TASK BRIEF
What is the number of lines in these entries that include "должен"? Write that number and no other text.

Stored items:
+===+
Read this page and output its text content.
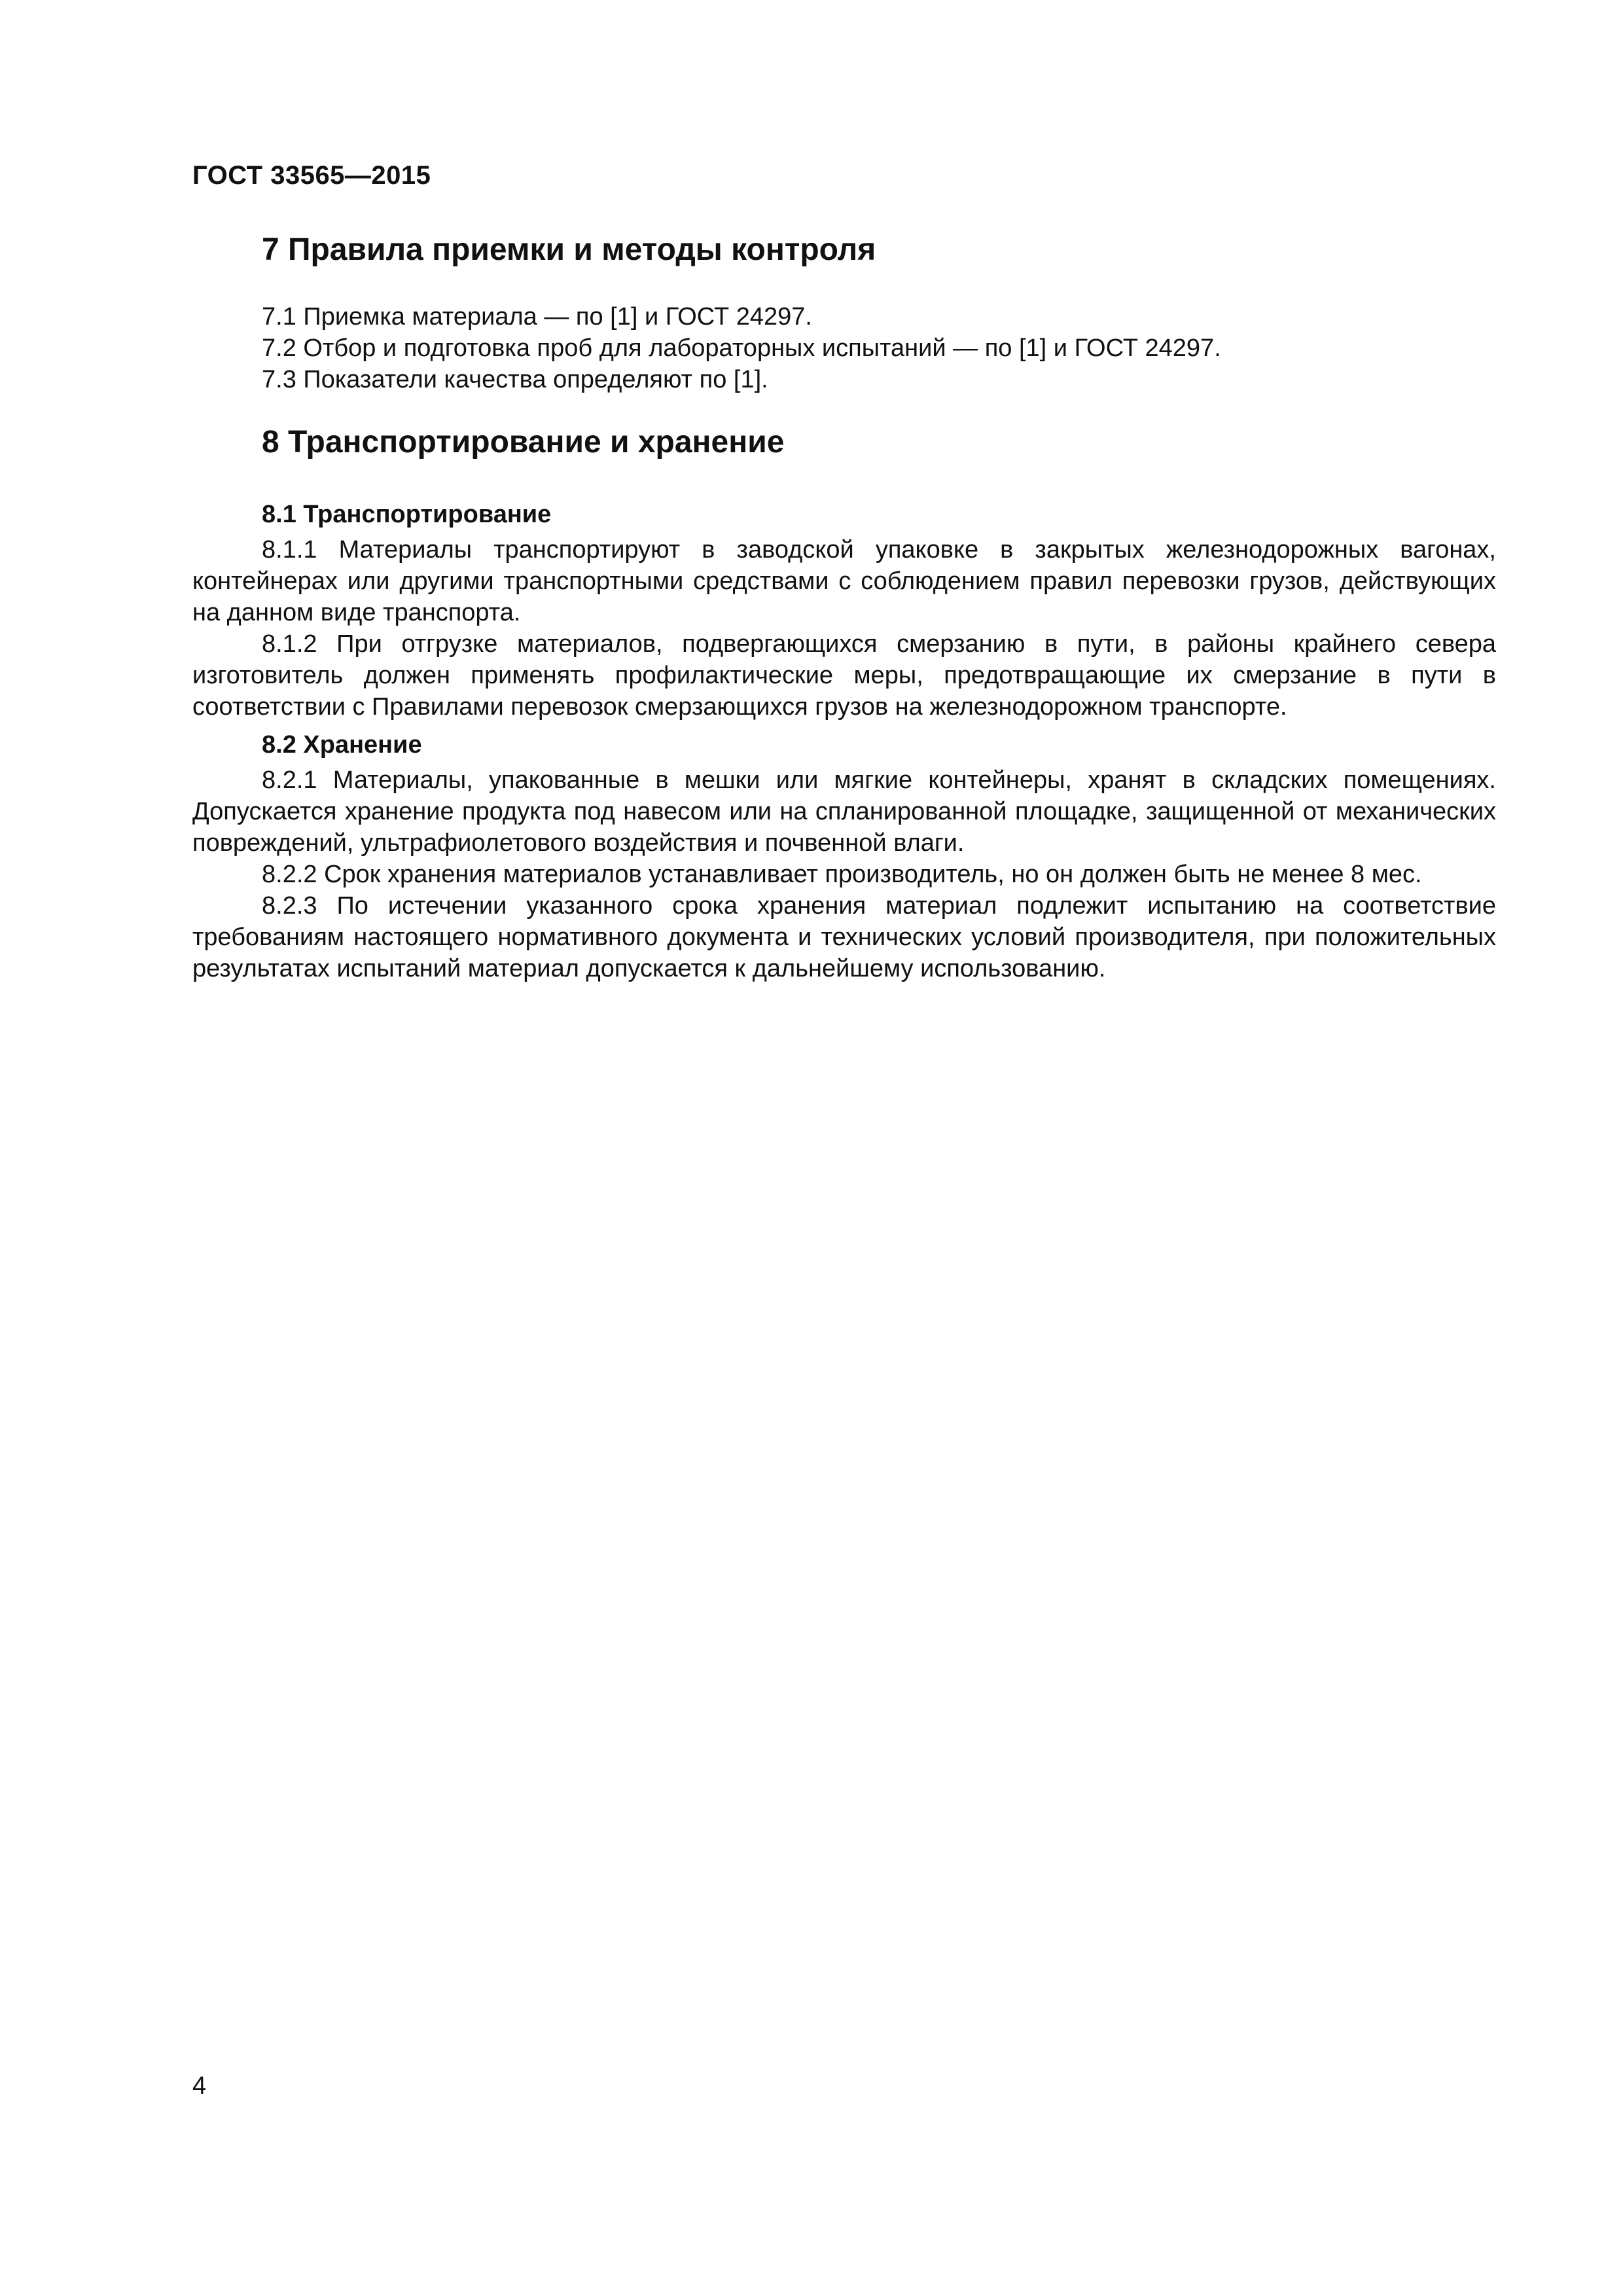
ГОСТ 33565—2015
7 Правила приемки и методы контроля

7.1 Приемка материала — по [1] и ГОСТ 24297.

7.2 Отбор и подготовка проб для лабораторных испытаний — по [1] и ГОСТ 24297.

7.3 Показатели качества определяют по [1].

8 Транспортирование и хранение
8.1 Транспортирование

8.1.1 Материалы транспортируют в заводской упаковке в закрытых железнодорожных вагонах, контейнерах или другими транспортными средствами с соблюдением правил перевозки грузов, действующих на данном виде транспорта.

8.1.2 При отгрузке материалов, подвергающихся смерзанию в пути, в районы крайнего севера изготовитель должен применять профилактические меры, предотвращающие их смерзание в пути в соответствии с Правилами перевозок смерзающихся грузов на железнодорожном транспорте.

8.2 Хранение

8.2.1 Материалы, упакованные в мешки или мягкие контейнеры, хранят в складских помещениях. Допускается хранение продукта под навесом или на спланированной площадке, защищенной от механических повреждений, ультрафиолетового воздействия и почвенной влаги.

8.2.2 Срок хранения материалов устанавливает производитель, но он должен быть не менее 8 мес.

8.2.3 По истечении указанного срока хранения материал подлежит испытанию на соответствие требованиям настоящего нормативного документа и технических условий производителя, при положительных результатах испытаний материал допускается к дальнейшему использованию.

4
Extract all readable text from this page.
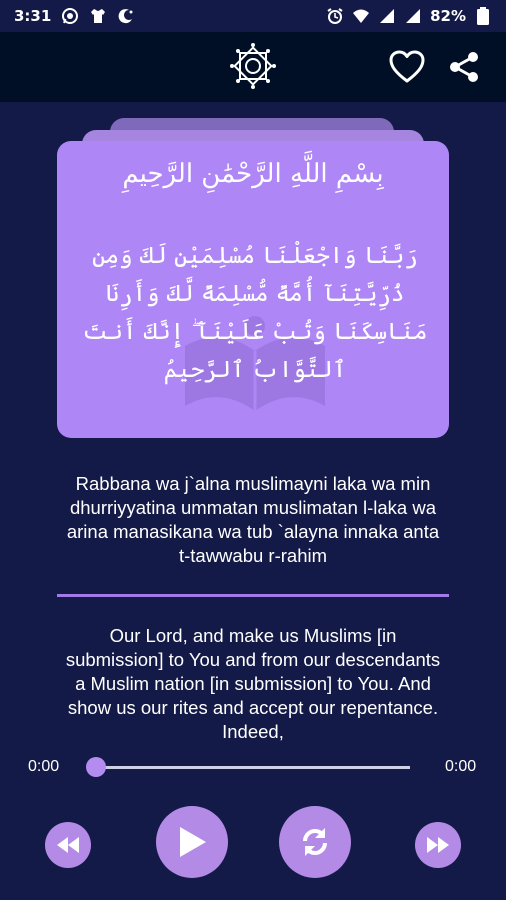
3:31	82%
بِسْمِ اللَّهِ الرَّحْمَٰنِ الرَّحِيمِ
رَبَّنَا وَاجْعَلْنَا مُسْلِمَيْنِ لَكَ وَمِن ذُرِّيَّتِنَآ أُمَّةً مُّسْلِمَةً لَّكَ وَأَرِنَا مَنَاسِكَنَا وَتُبْ عَلَيْنَآ ۖ إِنَّكَ أَنتَ ٱلتَّوَّابُ ٱلرَّحِيمُ
Rabbana wa j`alna muslimayni laka wa min dhurriyyatina ummatan muslimatan l-laka wa arina manasikana wa tub `alayna innaka anta t-tawwabu r-rahim
Our Lord, and make us Muslims [in submission] to You and from our descendants a Muslim nation [in submission] to You. And show us our rites and accept our repentance. Indeed,
0:00	0:00
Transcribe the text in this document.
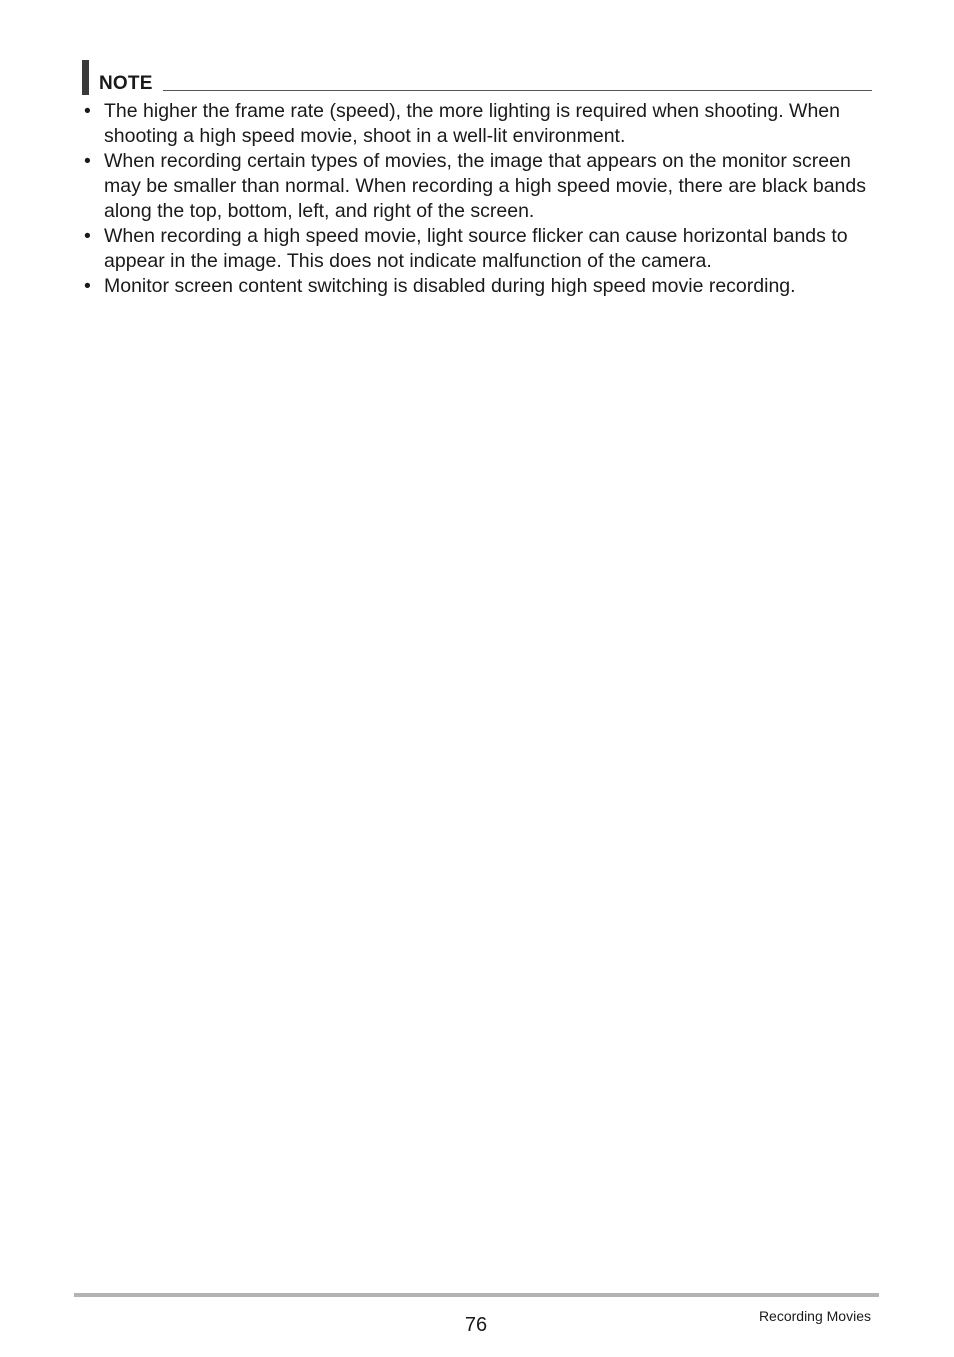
NOTE
• The higher the frame rate (speed), the more lighting is required when shooting. When shooting a high speed movie, shoot in a well-lit environment.
• When recording certain types of movies, the image that appears on the monitor screen may be smaller than normal. When recording a high speed movie, there are black bands along the top, bottom, left, and right of the screen.
• When recording a high speed movie, light source flicker can cause horizontal bands to appear in the image. This does not indicate malfunction of the camera.
• Monitor screen content switching is disabled during high speed movie recording.
76	Recording Movies
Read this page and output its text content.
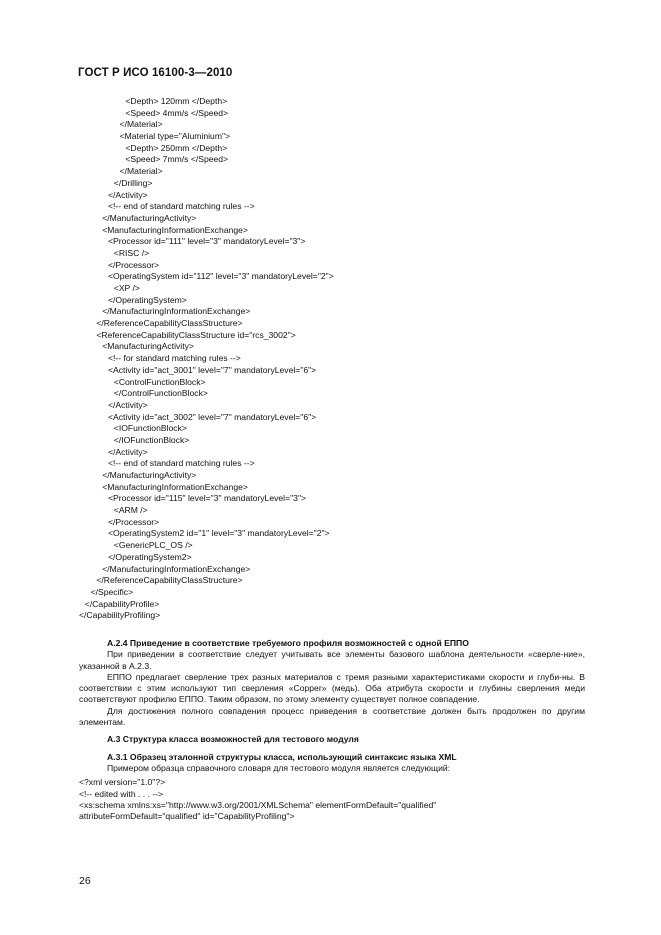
ГОСТ Р ИСО 16100-3—2010
<Depth> 120mm </Depth>
<Speed> 4mm/s </Speed>
</Material>
<Material type="Aluminium">
<Depth> 250mm </Depth>
<Speed> 7mm/s </Speed>
</Material>
</Drilling>
</Activity>
<!-- end of standard matching rules -->
</ManufacturingActivity>
<ManufacturingInformationExchange>
<Processor id="111" level="3" mandatoryLevel="3">
<RISC />
</Processor>
<OperatingSystem id="112" level="3" mandatoryLevel="2">
<XP />
</OperatingSystem>
</ManufacturingInformationExchange>
</ReferenceCapabilityClassStructure>
<ReferenceCapabilityClassStructure id="rcs_3002">
<ManufacturingActivity>
<!-- for standard matching rules -->
<Activity id="act_3001" level="7" mandatoryLevel="6">
<ControlFunctionBlock>
</ControlFunctionBlock>
</Activity>
<Activity id="act_3002" level="7" mandatoryLevel="6">
<IOFunctionBlock>
</IOFunctionBlock>
</Activity>
<!-- end of standard matching rules -->
</ManufacturingActivity>
<ManufacturingInformationExchange>
<Processor id="115" level="3" mandatoryLevel="3">
<ARM />
</Processor>
<OperatingSystem2 id="1" level="3" mandatoryLevel="2">
<GenericPLC_OS />
</OperatingSystem2>
</ManufacturingInformationExchange>
</ReferenceCapabilityClassStructure>
</Specific>
</CapabilityProfile>
</CapabilityProfiling>
А.2.4 Приведение в соответствие требуемого профиля возможностей с одной ЕППО
При приведении в соответствие следует учитывать все элементы базового шаблона деятельности «сверле-ние», указанной в А.2.3.
ЕППО предлагает сверление трех разных материалов с тремя разными характеристиками скорости и глуби-ны. В соответствии с этим используют тип сверления «Copper» (медь). Оба атрибута скорости и глубины сверления меди соответствуют профилю ЕППО. Таким образом, по этому элементу существует полное совпадение.
Для достижения полного совпадения процесс приведения в соответствие должен быть продолжен по другим элементам.
А.3 Структура класса возможностей для тестового модуля
А.3.1 Образец эталонной структуры класса, использующий синтаксис языка XML
Примером образца справочного словаря для тестового модуля является следующий:
<?xml version="1.0"?>
<!-- edited with . . . -->
<xs:schema xmlns:xs="http://www.w3.org/2001/XMLSchema" elementFormDefault="qualified"
attributeFormDefault="qualified" id="CapabilityProfiling">
26
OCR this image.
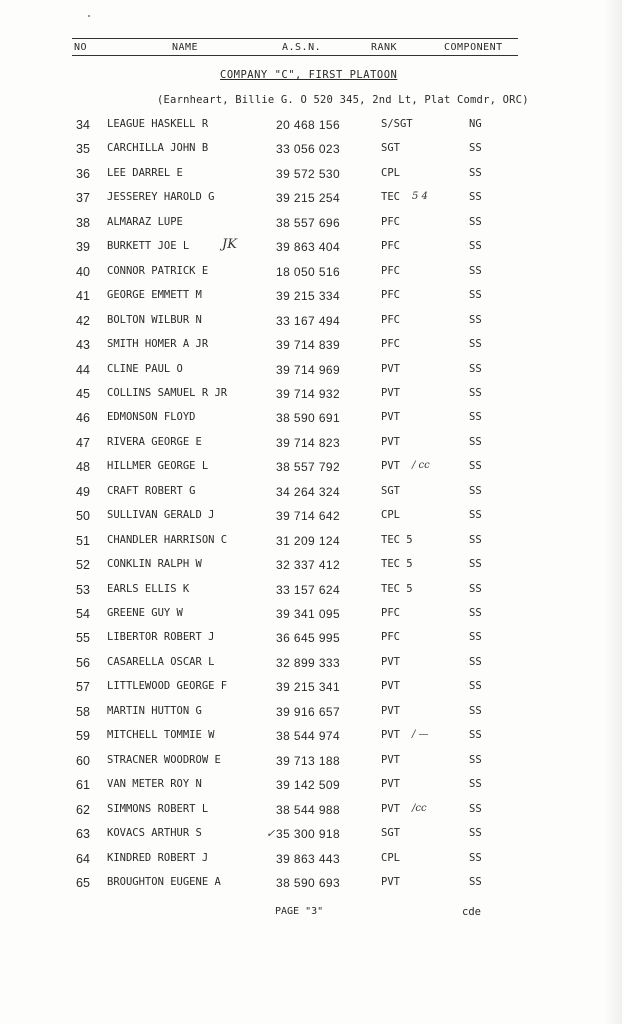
NO	NAME	A.S.N.	RANK	COMPONENT
COMPANY "C", FIRST PLATOON
(Earnheart, Billie G. O 520 345, 2nd Lt, Plat Comdr, ORC)
34 LEAGUE HASKELL R	20 468 156	S/SGT	NG
35 CARCHILLA JOHN B	33 056 023	SGT	SS
36 LEE DARREL E	39 572 530	CPL	SS
37 JESSEREY HAROLD G	39 215 254	TEC	SS
5 4
38 ALMARAZ LUPE	38 557 696	PFC	SS
39 BURKETT JOE L	39 863 404	PFC	SS
JK
40 CONNOR PATRICK E	18 050 516	PFC	SS
41 GEORGE EMMETT M	39 215 334	PFC	SS
42 BOLTON WILBUR N	33 167 494	PFC	SS
43 SMITH HOMER A JR	39 714 839	PFC	SS
44 CLINE PAUL O	39 714 969	PVT	SS
45 COLLINS SAMUEL R JR	39 714 932	PVT	SS
46 EDMONSON FLOYD	38 590 691	PVT	SS
47 RIVERA GEORGE E	39 714 823	PVT	SS
48 HILLMER GEORGE L	38 557 792	PVT	SS
/ cc
49 CRAFT ROBERT G	34 264 324	SGT	SS
50 SULLIVAN GERALD J	39 714 642	CPL	SS
51 CHANDLER HARRISON C	31 209 124	TEC 5	SS
52 CONKLIN RALPH W	32 337 412	TEC 5	SS
53 EARLS ELLIS K	33 157 624	TEC 5	SS
54 GREENE GUY W	39 341 095	PFC	SS
55 LIBERTOR ROBERT J	36 645 995	PFC	SS
56 CASARELLA OSCAR L	32 899 333	PVT	SS
57 LITTLEWOOD GEORGE F	39 215 341	PVT	SS
58 MARTIN HUTTON G	39 916 657	PVT	SS
59 MITCHELL TOMMIE W	38 544 974	PVT	SS
/ —
60 STRACNER WOODROW E	39 713 188	PVT	SS
61 VAN METER ROY N	39 142 509	PVT	SS
62 SIMMONS ROBERT L	38 544 988	PVT	SS
/cc
63 KOVACS ARTHUR S	35 300 918	SGT	SS
✓
64 KINDRED ROBERT J	39 863 443	CPL	SS
65 BROUGHTON EUGENE A	38 590 693	PVT	SS
PAGE "3"	cde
+===+
EXERCISE SOLUTION
3